■ EXERCISE OBJECTIVE ■
Search the listing for the string "text" and copy every line that contains it.

■ PROVIDED ENTRIES ■
· · · ·
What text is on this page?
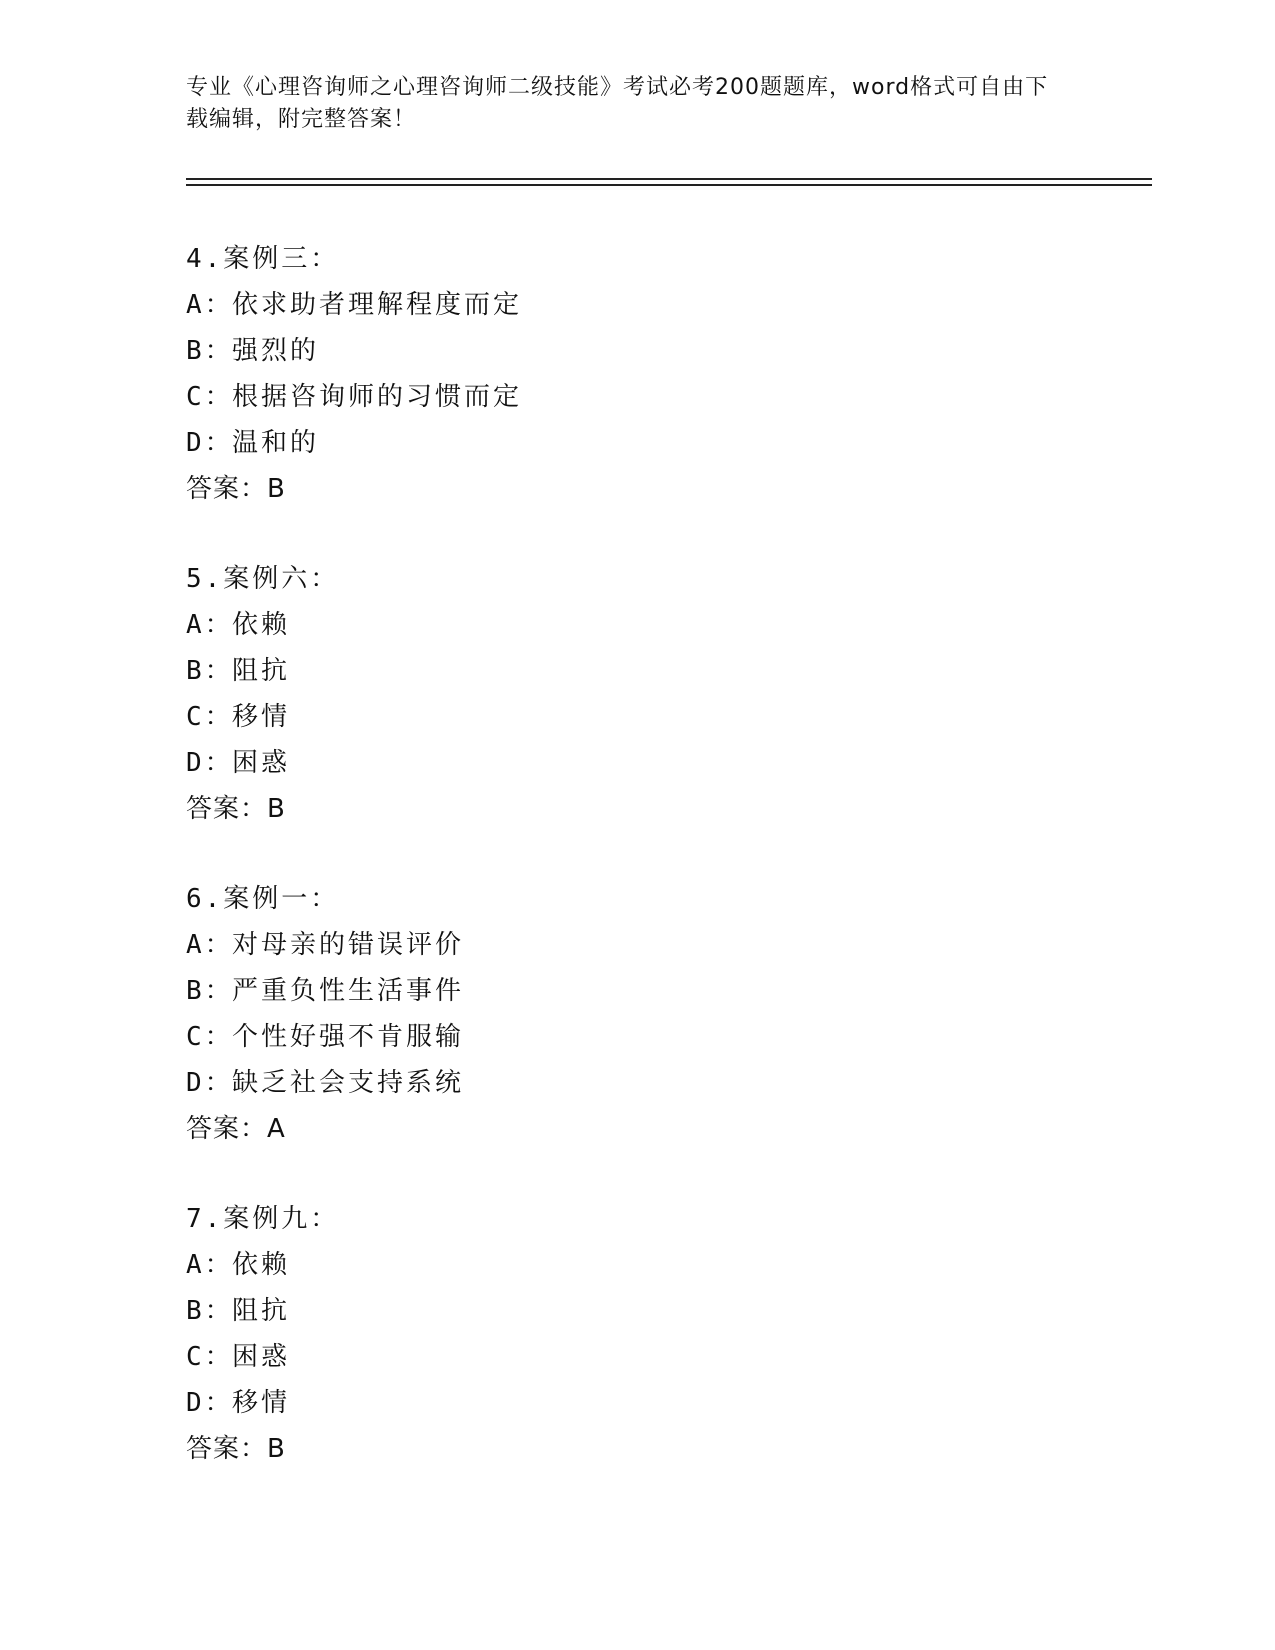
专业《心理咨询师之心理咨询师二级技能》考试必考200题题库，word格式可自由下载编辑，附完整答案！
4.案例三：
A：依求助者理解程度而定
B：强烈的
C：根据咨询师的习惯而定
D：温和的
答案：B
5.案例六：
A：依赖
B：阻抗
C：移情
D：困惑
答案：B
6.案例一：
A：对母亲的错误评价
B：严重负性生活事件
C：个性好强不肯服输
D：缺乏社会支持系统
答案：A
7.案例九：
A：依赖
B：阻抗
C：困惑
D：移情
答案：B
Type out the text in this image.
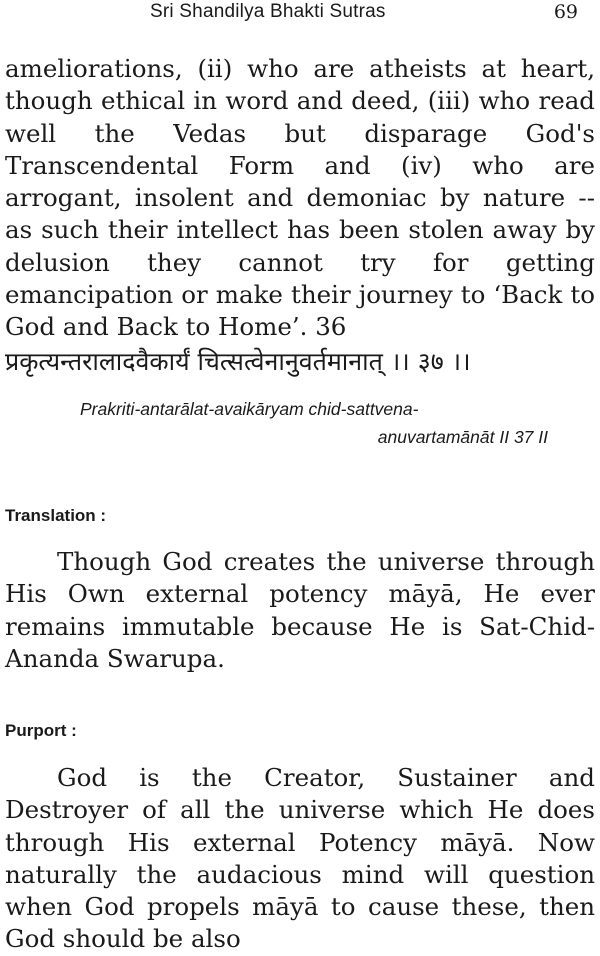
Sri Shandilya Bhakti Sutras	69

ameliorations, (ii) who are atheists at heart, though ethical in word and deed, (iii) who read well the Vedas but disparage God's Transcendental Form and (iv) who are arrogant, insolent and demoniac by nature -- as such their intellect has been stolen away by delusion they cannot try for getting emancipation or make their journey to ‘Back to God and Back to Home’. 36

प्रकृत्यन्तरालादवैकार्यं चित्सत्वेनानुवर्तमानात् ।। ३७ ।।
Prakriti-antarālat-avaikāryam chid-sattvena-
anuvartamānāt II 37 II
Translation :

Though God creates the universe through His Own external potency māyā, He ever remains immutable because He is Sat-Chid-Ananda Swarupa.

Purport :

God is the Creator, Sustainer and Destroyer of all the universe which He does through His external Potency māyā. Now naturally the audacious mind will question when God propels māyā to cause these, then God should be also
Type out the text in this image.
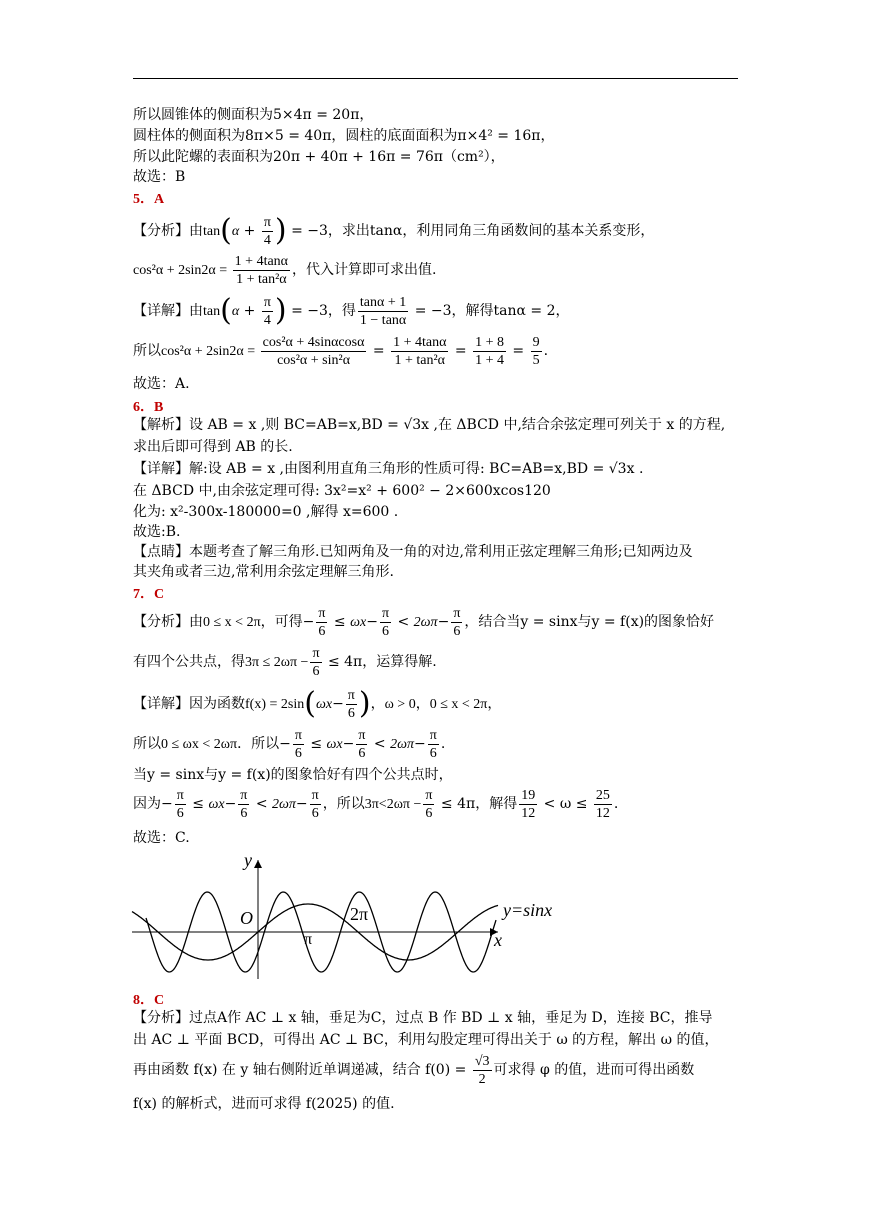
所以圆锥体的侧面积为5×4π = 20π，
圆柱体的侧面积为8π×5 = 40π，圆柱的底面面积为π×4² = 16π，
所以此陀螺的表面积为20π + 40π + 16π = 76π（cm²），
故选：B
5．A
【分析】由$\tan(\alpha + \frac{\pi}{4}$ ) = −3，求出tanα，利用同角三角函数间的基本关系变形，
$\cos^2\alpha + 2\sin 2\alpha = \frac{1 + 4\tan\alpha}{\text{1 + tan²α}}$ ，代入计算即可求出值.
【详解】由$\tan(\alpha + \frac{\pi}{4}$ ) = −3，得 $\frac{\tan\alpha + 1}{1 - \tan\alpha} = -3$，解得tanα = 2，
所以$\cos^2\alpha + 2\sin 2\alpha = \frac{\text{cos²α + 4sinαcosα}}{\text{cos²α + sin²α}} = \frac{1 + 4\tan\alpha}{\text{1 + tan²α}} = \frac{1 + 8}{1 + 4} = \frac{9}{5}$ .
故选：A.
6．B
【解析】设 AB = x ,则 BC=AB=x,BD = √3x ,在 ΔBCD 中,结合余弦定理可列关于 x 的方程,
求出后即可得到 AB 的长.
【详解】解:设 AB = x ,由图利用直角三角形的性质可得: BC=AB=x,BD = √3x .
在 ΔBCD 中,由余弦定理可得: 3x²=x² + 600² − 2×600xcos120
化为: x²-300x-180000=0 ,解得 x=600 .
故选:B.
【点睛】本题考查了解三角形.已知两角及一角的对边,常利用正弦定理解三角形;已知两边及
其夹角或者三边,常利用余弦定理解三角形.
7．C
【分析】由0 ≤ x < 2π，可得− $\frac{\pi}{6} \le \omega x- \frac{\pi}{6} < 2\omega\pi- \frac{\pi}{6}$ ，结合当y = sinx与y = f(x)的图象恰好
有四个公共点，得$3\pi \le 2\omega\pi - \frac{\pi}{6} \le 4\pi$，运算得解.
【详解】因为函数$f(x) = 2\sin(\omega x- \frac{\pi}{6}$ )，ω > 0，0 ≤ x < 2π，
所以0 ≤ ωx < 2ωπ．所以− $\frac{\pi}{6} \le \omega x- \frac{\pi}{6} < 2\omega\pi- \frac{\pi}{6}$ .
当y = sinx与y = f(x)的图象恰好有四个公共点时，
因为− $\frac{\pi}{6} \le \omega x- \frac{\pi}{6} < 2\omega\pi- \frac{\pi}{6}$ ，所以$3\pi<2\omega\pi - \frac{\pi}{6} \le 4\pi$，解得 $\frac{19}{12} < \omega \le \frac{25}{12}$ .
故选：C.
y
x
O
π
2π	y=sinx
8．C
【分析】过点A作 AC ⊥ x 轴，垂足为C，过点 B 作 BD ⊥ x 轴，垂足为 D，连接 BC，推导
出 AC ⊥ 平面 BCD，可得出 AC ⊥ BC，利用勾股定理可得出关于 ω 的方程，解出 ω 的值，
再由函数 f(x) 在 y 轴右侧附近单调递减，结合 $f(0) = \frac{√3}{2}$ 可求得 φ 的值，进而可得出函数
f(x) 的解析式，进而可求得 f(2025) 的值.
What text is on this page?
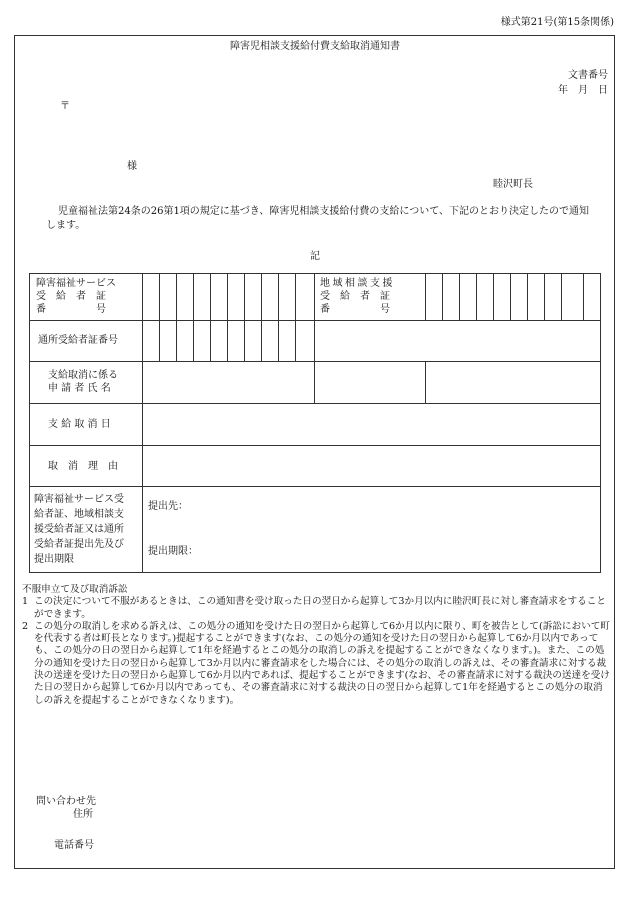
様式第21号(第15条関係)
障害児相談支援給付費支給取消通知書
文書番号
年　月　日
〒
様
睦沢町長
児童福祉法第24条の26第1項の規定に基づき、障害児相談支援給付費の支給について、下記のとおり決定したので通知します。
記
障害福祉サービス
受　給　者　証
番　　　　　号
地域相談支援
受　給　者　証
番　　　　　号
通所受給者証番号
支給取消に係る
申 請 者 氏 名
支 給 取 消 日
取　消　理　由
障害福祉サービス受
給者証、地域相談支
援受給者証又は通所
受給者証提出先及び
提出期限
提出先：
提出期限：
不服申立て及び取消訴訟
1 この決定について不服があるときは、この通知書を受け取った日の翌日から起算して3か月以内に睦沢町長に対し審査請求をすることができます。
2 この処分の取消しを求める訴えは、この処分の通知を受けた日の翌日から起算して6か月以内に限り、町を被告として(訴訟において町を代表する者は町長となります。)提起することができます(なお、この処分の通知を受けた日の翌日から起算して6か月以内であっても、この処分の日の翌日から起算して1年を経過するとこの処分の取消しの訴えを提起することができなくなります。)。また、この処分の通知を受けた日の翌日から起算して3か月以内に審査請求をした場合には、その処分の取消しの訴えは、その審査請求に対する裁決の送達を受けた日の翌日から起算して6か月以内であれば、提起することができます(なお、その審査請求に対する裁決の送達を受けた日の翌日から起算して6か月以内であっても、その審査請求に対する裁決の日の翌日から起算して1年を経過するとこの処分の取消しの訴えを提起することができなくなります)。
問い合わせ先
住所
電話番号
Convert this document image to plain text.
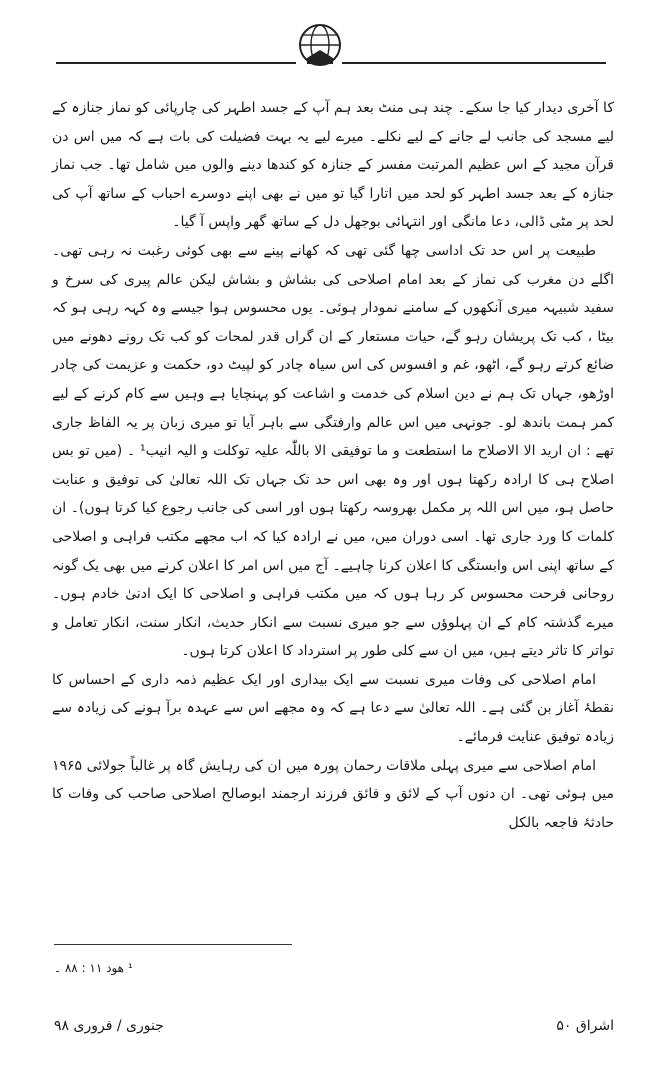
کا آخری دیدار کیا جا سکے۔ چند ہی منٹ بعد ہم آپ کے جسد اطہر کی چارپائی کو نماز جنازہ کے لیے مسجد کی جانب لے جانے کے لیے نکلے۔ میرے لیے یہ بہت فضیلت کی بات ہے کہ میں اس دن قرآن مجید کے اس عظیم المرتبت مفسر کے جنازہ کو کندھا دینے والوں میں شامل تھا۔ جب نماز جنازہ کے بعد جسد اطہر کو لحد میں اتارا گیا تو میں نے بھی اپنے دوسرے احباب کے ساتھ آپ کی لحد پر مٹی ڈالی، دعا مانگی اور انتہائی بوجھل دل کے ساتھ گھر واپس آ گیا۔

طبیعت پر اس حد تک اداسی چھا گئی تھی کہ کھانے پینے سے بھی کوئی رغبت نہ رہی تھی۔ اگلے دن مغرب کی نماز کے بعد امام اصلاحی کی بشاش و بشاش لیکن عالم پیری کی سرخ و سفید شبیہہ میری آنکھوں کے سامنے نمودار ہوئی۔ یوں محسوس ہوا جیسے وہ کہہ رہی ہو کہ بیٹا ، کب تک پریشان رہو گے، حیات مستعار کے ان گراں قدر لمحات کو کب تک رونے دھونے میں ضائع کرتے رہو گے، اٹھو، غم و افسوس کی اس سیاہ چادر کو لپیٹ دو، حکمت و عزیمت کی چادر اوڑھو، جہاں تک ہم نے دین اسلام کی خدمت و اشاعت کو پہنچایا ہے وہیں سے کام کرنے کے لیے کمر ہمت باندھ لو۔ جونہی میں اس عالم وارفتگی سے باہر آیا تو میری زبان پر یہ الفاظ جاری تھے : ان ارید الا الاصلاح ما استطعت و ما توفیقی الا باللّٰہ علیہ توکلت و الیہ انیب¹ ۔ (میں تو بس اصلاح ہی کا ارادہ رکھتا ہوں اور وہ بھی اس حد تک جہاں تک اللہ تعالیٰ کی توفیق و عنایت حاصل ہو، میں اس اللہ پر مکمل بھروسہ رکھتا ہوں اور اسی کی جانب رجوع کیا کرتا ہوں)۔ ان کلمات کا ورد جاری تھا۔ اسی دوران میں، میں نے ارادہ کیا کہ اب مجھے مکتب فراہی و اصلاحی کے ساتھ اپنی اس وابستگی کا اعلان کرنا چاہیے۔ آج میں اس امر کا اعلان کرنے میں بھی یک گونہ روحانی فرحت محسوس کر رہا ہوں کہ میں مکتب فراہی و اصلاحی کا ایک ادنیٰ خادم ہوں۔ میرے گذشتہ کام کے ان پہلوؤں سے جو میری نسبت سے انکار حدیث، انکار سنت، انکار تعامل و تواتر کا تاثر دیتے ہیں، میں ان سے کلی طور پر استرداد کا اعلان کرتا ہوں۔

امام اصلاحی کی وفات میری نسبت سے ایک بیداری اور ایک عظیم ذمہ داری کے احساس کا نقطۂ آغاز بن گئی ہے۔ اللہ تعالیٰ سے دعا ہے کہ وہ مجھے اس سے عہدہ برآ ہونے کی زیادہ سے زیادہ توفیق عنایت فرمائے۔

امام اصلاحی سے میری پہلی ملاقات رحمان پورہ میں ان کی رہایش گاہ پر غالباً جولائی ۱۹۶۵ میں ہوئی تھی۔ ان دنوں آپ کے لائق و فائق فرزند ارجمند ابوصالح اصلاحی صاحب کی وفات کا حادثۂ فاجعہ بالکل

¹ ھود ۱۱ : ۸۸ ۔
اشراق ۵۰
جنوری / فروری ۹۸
· · · ·
■ EXERCISE ANSWER ■
What text is on this page?
Type out the text in this image.
Type out the text in this image.
$\cos^2\alpha + 2\sin 2\alpha = \frac{1 + 4\tan\alpha}{\text{1 + tan²α}}$ ，代入计算即可求出值.
所以$\cos^2\alpha + 2\sin 2\alpha = \frac{\text{cos²α + 4sinαcosα}}{\text{cos²α + sin²α}} = \frac{1 + 4\tan\alpha}{\text{1 + tan²α}} = \frac{1 + 8}{1 + 4} = \frac{9}{5}$ .
What text is on this page?
Convert this document image to plain text.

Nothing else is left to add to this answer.